* START Provided data *
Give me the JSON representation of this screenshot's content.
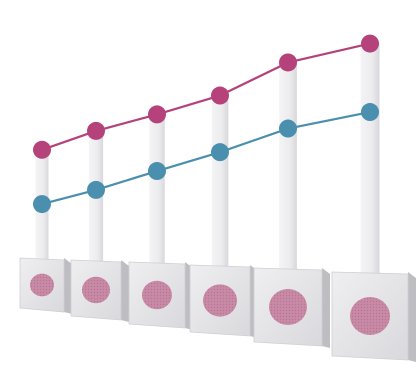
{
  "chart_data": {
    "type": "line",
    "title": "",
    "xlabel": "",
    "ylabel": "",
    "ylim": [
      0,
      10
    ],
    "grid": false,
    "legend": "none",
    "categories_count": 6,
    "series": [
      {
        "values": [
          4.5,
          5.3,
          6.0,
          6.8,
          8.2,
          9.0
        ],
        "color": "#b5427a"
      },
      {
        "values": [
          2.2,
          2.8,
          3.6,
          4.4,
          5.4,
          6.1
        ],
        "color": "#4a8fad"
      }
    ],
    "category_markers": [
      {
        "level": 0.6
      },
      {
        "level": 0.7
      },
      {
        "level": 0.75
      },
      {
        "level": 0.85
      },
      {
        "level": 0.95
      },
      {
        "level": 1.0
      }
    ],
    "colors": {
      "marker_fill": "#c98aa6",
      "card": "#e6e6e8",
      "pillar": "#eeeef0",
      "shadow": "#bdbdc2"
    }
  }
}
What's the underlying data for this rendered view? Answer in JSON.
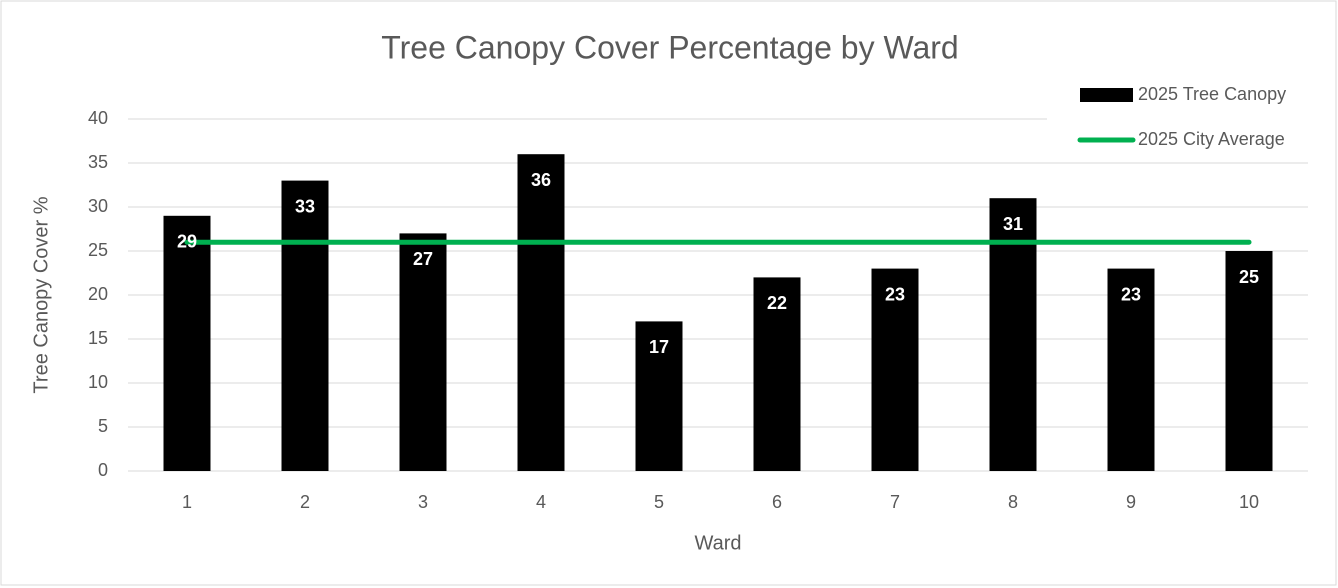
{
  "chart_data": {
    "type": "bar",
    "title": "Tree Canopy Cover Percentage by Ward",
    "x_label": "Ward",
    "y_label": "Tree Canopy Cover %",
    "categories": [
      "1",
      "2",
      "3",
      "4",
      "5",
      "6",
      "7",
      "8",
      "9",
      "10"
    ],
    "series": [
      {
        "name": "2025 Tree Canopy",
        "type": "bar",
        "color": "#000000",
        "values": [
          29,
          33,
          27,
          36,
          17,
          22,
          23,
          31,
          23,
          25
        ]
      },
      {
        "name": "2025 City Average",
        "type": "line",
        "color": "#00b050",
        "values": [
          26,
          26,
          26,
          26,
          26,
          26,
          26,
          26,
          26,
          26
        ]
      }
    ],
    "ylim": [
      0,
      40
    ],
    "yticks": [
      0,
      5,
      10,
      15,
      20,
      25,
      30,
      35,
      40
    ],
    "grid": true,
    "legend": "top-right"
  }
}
* END Provided data *
* START Provided data *
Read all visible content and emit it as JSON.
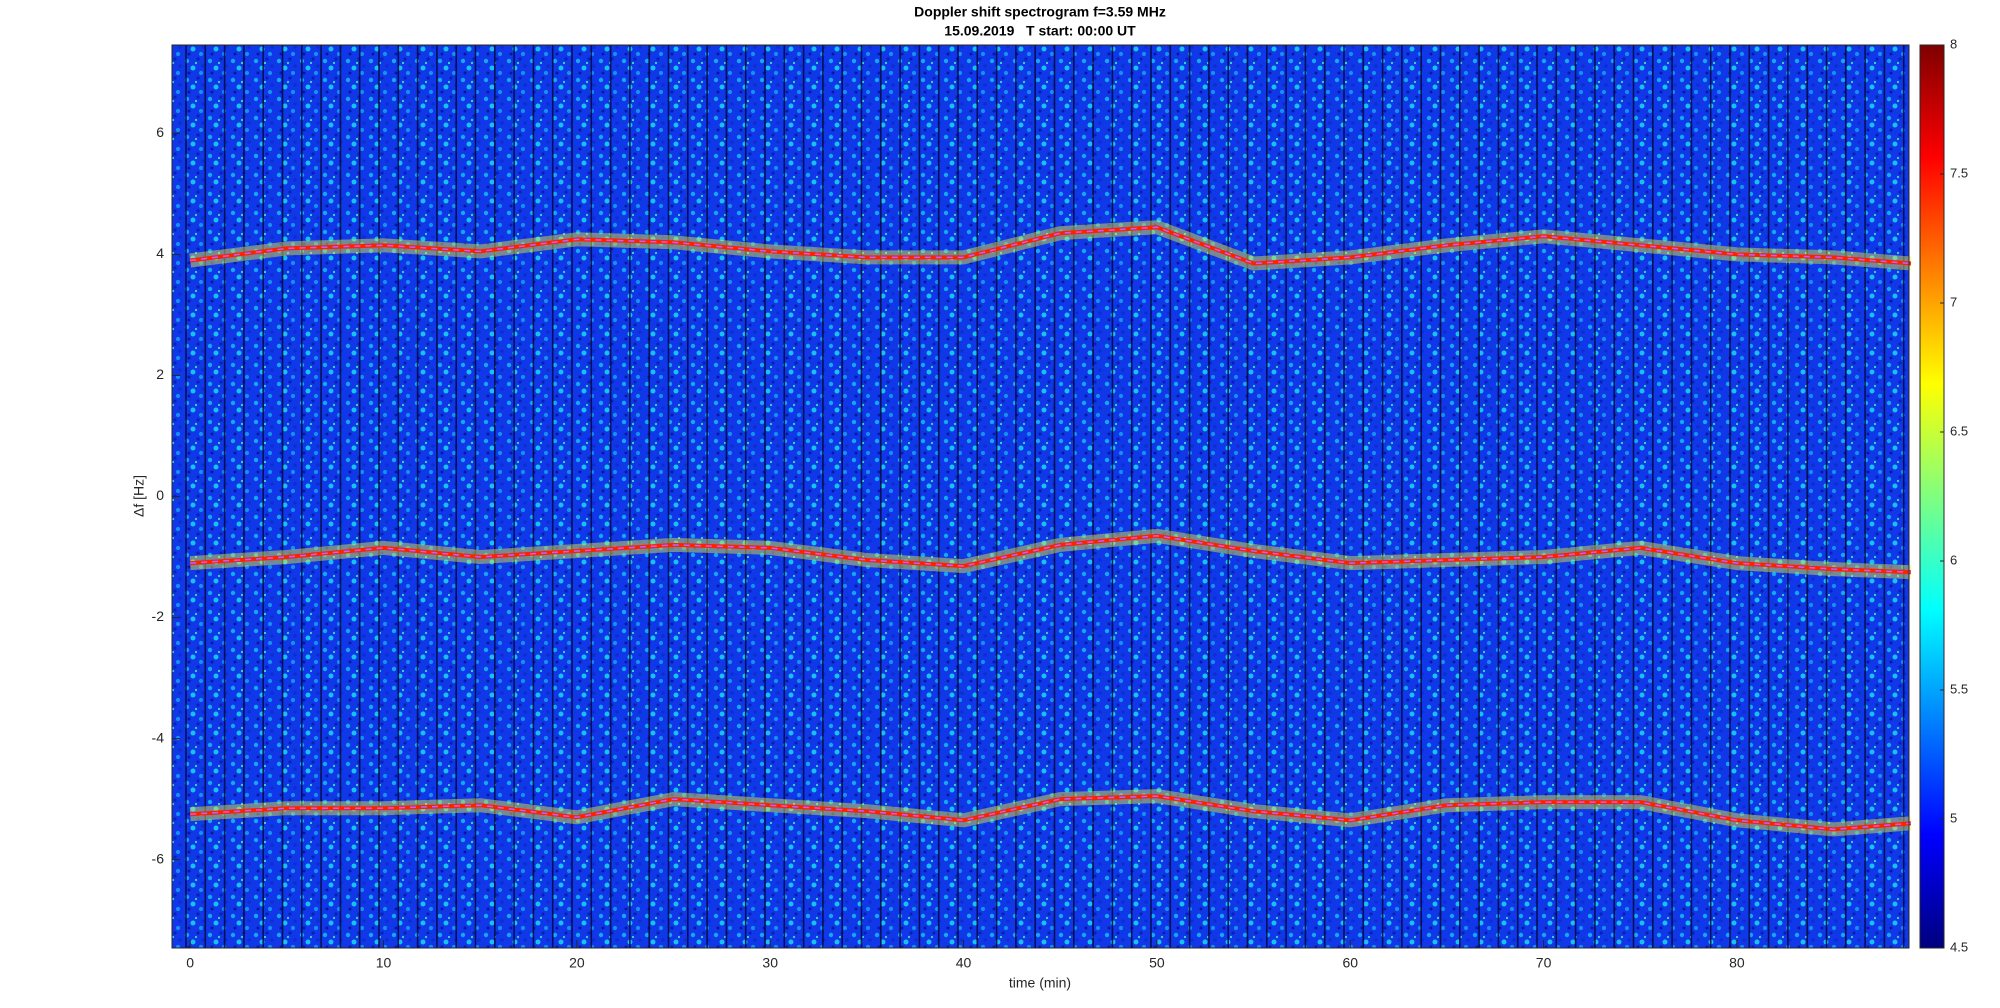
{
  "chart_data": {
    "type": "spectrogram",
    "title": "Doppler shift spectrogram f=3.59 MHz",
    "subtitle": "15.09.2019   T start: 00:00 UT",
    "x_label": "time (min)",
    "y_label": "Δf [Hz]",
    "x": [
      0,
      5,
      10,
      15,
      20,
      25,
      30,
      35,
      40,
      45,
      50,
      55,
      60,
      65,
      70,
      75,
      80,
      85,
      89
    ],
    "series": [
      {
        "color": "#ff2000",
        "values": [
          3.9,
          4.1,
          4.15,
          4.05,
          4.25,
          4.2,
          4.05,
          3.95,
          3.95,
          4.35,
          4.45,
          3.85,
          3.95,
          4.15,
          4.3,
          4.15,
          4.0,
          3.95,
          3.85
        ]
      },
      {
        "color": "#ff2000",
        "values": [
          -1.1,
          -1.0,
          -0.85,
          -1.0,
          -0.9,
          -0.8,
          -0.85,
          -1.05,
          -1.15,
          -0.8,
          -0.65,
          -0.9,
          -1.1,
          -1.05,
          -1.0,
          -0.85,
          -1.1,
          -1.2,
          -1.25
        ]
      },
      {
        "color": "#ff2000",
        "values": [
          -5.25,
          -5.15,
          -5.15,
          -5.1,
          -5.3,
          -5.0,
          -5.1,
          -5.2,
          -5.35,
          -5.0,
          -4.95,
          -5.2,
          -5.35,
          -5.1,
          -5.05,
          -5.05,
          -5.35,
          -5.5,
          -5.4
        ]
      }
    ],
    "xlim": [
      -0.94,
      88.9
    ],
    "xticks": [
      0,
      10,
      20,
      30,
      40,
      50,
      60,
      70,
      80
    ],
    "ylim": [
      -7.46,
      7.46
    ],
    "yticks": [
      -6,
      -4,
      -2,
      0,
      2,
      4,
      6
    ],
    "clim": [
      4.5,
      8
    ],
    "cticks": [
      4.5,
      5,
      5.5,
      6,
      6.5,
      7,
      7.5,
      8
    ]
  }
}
* END Provided data *
■ Task statement
Gather up the lines that contain the word "name".

■ The solution
        "name": "2025 Tree Canopy",
        "name": "2025 City Average",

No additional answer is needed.